# WRITTEN EXERCISE:
Could you repeat the records below word for word, beginning with the first line and going on through the line that contains "svg-text:REALTOR: REALTOR: [9, 177, 168, 217]"?

--- start PROVIDED RECORDS ---

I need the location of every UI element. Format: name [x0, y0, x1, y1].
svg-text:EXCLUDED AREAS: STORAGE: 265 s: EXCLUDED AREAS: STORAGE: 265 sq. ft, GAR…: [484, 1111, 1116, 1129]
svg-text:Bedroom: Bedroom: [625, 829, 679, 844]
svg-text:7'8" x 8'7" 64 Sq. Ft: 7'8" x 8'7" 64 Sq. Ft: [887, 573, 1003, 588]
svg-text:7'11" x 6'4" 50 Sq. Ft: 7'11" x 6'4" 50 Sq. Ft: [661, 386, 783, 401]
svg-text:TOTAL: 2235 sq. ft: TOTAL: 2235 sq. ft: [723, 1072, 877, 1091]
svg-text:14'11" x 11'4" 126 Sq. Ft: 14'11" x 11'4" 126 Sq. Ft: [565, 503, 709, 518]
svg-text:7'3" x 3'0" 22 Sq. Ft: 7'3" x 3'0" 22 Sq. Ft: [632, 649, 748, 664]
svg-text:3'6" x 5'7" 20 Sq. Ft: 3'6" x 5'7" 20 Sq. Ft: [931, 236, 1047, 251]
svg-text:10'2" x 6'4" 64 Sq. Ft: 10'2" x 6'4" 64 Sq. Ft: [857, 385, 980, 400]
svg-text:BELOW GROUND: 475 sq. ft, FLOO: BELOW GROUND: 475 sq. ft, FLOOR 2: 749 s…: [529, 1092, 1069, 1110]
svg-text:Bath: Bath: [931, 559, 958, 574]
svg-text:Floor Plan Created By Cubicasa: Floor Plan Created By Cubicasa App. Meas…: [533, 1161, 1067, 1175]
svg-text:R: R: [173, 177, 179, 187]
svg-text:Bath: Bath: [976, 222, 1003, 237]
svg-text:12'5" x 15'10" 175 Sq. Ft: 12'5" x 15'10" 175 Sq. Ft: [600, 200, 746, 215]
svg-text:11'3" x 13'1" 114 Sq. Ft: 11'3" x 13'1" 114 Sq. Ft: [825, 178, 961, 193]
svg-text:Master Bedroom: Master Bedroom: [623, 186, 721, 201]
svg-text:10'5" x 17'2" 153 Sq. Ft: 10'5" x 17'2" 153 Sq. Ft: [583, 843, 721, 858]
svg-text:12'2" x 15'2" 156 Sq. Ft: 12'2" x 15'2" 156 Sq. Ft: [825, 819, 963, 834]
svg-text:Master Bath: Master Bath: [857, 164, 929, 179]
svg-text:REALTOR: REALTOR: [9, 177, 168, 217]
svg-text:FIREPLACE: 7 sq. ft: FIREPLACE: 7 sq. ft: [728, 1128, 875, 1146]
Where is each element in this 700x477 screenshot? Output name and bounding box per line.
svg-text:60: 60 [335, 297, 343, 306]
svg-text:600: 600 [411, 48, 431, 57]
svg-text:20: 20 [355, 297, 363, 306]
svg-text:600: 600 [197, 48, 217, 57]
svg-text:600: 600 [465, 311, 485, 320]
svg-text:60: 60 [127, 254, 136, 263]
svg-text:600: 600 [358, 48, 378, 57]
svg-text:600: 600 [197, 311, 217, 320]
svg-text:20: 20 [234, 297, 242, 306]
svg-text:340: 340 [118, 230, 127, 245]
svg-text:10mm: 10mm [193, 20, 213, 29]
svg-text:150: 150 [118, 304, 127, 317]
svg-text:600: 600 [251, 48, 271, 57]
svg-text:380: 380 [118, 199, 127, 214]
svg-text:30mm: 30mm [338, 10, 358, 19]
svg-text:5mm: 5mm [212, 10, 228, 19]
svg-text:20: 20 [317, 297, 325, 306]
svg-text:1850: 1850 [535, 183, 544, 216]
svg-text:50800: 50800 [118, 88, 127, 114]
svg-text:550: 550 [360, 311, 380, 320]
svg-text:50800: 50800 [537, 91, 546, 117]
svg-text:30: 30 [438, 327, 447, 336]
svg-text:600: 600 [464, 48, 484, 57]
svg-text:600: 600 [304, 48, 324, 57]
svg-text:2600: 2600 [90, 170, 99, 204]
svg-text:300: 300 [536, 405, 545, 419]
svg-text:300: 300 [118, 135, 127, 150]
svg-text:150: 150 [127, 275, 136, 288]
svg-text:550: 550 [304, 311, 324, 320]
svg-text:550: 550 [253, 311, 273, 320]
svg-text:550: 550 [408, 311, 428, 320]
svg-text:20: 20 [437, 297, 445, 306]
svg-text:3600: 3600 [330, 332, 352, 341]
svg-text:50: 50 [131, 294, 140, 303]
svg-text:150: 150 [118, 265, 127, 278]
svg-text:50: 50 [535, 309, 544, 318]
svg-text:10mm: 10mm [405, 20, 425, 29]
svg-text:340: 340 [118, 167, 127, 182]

--- end PROVIDED RECORDS ---

# EXPECTED OUTPUT:
I need the location of every UI element. Format: name [x0, y0, x1, y1].
svg-text:EXCLUDED AREAS: STORAGE: 265 s: EXCLUDED AREAS: STORAGE: 265 sq. ft, GAR…: [484, 1111, 1116, 1129]
svg-text:Bedroom: Bedroom: [625, 829, 679, 844]
svg-text:7'8" x 8'7" 64 Sq. Ft: 7'8" x 8'7" 64 Sq. Ft: [887, 573, 1003, 588]
svg-text:7'11" x 6'4" 50 Sq. Ft: 7'11" x 6'4" 50 Sq. Ft: [661, 386, 783, 401]
svg-text:TOTAL: 2235 sq. ft: TOTAL: 2235 sq. ft: [723, 1072, 877, 1091]
svg-text:14'11" x 11'4" 126 Sq. Ft: 14'11" x 11'4" 126 Sq. Ft: [565, 503, 709, 518]
svg-text:7'3" x 3'0" 22 Sq. Ft: 7'3" x 3'0" 22 Sq. Ft: [632, 649, 748, 664]
svg-text:3'6" x 5'7" 20 Sq. Ft: 3'6" x 5'7" 20 Sq. Ft: [931, 236, 1047, 251]
svg-text:10'2" x 6'4" 64 Sq. Ft: 10'2" x 6'4" 64 Sq. Ft: [857, 385, 980, 400]
svg-text:BELOW GROUND: 475 sq. ft, FLOO: BELOW GROUND: 475 sq. ft, FLOOR 2: 749 s…: [529, 1092, 1069, 1110]
svg-text:Bath: Bath: [931, 559, 958, 574]
svg-text:Floor Plan Created By Cubicasa: Floor Plan Created By Cubicasa App. Meas…: [533, 1161, 1067, 1175]
svg-text:R: R: [173, 177, 179, 187]
svg-text:Bath: Bath: [976, 222, 1003, 237]
svg-text:12'5" x 15'10" 175 Sq. Ft: 12'5" x 15'10" 175 Sq. Ft: [600, 200, 746, 215]
svg-text:11'3" x 13'1" 114 Sq. Ft: 11'3" x 13'1" 114 Sq. Ft: [825, 178, 961, 193]
svg-text:Master Bedroom: Master Bedroom: [623, 186, 721, 201]
svg-text:10'5" x 17'2" 153 Sq. Ft: 10'5" x 17'2" 153 Sq. Ft: [583, 843, 721, 858]
svg-text:12'2" x 15'2" 156 Sq. Ft: 12'2" x 15'2" 156 Sq. Ft: [825, 819, 963, 834]
svg-text:Master Bath: Master Bath: [857, 164, 929, 179]
svg-text:REALTOR: REALTOR: [9, 177, 168, 217]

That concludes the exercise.